**Task material**
>>>
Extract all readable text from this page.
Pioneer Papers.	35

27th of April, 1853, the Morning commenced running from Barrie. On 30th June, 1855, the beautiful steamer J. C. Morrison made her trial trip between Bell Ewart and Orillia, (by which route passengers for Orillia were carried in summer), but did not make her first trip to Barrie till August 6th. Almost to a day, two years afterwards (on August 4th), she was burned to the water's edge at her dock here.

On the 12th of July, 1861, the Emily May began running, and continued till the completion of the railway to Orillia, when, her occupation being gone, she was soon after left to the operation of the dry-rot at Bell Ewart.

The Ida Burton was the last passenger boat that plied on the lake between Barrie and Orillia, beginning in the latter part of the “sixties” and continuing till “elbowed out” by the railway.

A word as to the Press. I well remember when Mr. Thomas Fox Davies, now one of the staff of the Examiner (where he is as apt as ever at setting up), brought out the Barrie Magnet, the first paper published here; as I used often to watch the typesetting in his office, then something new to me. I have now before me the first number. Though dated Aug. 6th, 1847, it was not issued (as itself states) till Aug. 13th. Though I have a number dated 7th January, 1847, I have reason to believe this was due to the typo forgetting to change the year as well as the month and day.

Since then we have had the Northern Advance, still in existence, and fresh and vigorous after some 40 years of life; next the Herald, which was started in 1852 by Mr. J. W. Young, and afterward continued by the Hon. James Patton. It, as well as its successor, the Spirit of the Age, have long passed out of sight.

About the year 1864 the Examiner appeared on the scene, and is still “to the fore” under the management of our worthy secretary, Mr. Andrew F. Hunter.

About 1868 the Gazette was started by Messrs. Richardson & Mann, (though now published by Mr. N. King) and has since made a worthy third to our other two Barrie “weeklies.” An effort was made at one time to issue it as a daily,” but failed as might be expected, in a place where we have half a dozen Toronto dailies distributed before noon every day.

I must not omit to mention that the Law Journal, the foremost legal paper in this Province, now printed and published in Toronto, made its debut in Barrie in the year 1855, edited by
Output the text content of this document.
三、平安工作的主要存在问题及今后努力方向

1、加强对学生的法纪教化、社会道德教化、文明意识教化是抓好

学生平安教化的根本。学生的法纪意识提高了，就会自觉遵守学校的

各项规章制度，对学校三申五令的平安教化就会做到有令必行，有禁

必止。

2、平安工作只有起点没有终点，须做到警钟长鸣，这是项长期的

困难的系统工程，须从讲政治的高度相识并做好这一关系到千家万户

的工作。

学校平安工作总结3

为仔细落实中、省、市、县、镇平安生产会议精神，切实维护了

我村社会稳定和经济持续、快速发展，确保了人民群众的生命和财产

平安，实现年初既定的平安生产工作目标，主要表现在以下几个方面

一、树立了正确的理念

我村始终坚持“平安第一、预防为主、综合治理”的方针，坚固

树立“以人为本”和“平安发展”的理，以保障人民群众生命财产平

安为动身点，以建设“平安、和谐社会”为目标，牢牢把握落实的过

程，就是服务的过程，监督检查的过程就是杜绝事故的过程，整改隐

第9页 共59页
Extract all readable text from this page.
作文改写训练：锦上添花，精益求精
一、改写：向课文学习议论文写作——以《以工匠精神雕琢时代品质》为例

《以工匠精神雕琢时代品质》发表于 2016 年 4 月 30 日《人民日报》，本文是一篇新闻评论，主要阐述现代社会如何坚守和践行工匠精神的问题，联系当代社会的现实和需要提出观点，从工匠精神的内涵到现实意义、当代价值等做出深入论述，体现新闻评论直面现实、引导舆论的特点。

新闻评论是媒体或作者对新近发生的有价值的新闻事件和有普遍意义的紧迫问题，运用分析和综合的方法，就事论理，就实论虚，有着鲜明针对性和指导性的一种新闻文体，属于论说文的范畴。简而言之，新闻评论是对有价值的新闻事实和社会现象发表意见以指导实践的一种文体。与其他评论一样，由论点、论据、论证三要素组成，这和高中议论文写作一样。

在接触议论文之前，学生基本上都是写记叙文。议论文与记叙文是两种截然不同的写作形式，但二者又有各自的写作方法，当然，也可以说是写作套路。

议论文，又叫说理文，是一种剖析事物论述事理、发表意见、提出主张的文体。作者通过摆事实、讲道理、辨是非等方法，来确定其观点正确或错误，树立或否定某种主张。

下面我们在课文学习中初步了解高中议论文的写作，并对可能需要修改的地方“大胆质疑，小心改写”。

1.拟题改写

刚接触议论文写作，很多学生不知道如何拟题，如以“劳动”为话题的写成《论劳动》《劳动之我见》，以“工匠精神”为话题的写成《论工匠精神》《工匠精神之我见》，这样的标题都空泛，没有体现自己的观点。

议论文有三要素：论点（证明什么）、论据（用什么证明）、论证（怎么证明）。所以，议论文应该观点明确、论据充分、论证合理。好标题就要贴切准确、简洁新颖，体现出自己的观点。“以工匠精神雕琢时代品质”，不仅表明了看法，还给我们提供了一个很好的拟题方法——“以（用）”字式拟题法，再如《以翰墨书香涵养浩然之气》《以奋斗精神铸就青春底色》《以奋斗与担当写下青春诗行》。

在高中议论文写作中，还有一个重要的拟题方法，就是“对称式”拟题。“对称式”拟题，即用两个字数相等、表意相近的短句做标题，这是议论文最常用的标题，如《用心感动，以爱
<<<
**Problem to work on**
Restate each of the entries above verbatim.

**Full answer**
Extract all readable text from this page.
Pioneer Papers.	35

27th of April, 1853, the Morning commenced running from Barrie. On 30th June, 1855, the beautiful steamer J. C. Morrison made her trial trip between Bell Ewart and Orillia, (by which route passengers for Orillia were carried in summer), but did not make her first trip to Barrie till August 6th. Almost to a day, two years afterwards (on August 4th), she was burned to the water's edge at her dock here.

On the 12th of July, 1861, the Emily May began running, and continued till the completion of the railway to Orillia, when, her occupation being gone, she was soon after left to the operation of the dry-rot at Bell Ewart.

The Ida Burton was the last passenger boat that plied on the lake between Barrie and Orillia, beginning in the latter part of the “sixties” and continuing till “elbowed out” by the railway.

A word as to the Press. I well remember when Mr. Thomas Fox Davies, now one of the staff of the Examiner (where he is as apt as ever at setting up), brought out the Barrie Magnet, the first paper published here; as I used often to watch the typesetting in his office, then something new to me. I have now before me the first number. Though dated Aug. 6th, 1847, it was not issued (as itself states) till Aug. 13th. Though I have a number dated 7th January, 1847, I have reason to believe this was due to the typo forgetting to change the year as well as the month and day.

Since then we have had the Northern Advance, still in existence, and fresh and vigorous after some 40 years of life; next the Herald, which was started in 1852 by Mr. J. W. Young, and afterward continued by the Hon. James Patton. It, as well as its successor, the Spirit of the Age, have long passed out of sight.

About the year 1864 the Examiner appeared on the scene, and is still “to the fore” under the management of our worthy secretary, Mr. Andrew F. Hunter.

About 1868 the Gazette was started by Messrs. Richardson & Mann, (though now published by Mr. N. King) and has since made a worthy third to our other two Barrie “weeklies.” An effort was made at one time to issue it as a daily,” but failed as might be expected, in a place where we have half a dozen Toronto dailies distributed before noon every day.

I must not omit to mention that the Law Journal, the foremost legal paper in this Province, now printed and published in Toronto, made its debut in Barrie in the year 1855, edited by
Output the text content of this document.
三、平安工作的主要存在问题及今后努力方向

1、加强对学生的法纪教化、社会道德教化、文明意识教化是抓好

学生平安教化的根本。学生的法纪意识提高了，就会自觉遵守学校的

各项规章制度，对学校三申五令的平安教化就会做到有令必行，有禁

必止。

2、平安工作只有起点没有终点，须做到警钟长鸣，这是项长期的

困难的系统工程，须从讲政治的高度相识并做好这一关系到千家万户

的工作。

学校平安工作总结3

为仔细落实中、省、市、县、镇平安生产会议精神，切实维护了

我村社会稳定和经济持续、快速发展，确保了人民群众的生命和财产

平安，实现年初既定的平安生产工作目标，主要表现在以下几个方面

一、树立了正确的理念

我村始终坚持“平安第一、预防为主、综合治理”的方针，坚固

树立“以人为本”和“平安发展”的理，以保障人民群众生命财产平

安为动身点，以建设“平安、和谐社会”为目标，牢牢把握落实的过

程，就是服务的过程，监督检查的过程就是杜绝事故的过程，整改隐

第9页 共59页
Extract all readable text from this page.
作文改写训练：锦上添花，精益求精
一、改写：向课文学习议论文写作——以《以工匠精神雕琢时代品质》为例

《以工匠精神雕琢时代品质》发表于 2016 年 4 月 30 日《人民日报》，本文是一篇新闻评论，主要阐述现代社会如何坚守和践行工匠精神的问题，联系当代社会的现实和需要提出观点，从工匠精神的内涵到现实意义、当代价值等做出深入论述，体现新闻评论直面现实、引导舆论的特点。

新闻评论是媒体或作者对新近发生的有价值的新闻事件和有普遍意义的紧迫问题，运用分析和综合的方法，就事论理，就实论虚，有着鲜明针对性和指导性的一种新闻文体，属于论说文的范畴。简而言之，新闻评论是对有价值的新闻事实和社会现象发表意见以指导实践的一种文体。与其他评论一样，由论点、论据、论证三要素组成，这和高中议论文写作一样。

在接触议论文之前，学生基本上都是写记叙文。议论文与记叙文是两种截然不同的写作形式，但二者又有各自的写作方法，当然，也可以说是写作套路。

议论文，又叫说理文，是一种剖析事物论述事理、发表意见、提出主张的文体。作者通过摆事实、讲道理、辨是非等方法，来确定其观点正确或错误，树立或否定某种主张。

下面我们在课文学习中初步了解高中议论文的写作，并对可能需要修改的地方“大胆质疑，小心改写”。

1.拟题改写

刚接触议论文写作，很多学生不知道如何拟题，如以“劳动”为话题的写成《论劳动》《劳动之我见》，以“工匠精神”为话题的写成《论工匠精神》《工匠精神之我见》，这样的标题都空泛，没有体现自己的观点。

议论文有三要素：论点（证明什么）、论据（用什么证明）、论证（怎么证明）。所以，议论文应该观点明确、论据充分、论证合理。好标题就要贴切准确、简洁新颖，体现出自己的观点。“以工匠精神雕琢时代品质”，不仅表明了看法，还给我们提供了一个很好的拟题方法——“以（用）”字式拟题法，再如《以翰墨书香涵养浩然之气》《以奋斗精神铸就青春底色》《以奋斗与担当写下青春诗行》。

在高中议论文写作中，还有一个重要的拟题方法，就是“对称式”拟题。“对称式”拟题，即用两个字数相等、表意相近的短句做标题，这是议论文最常用的标题，如《用心感动，以爱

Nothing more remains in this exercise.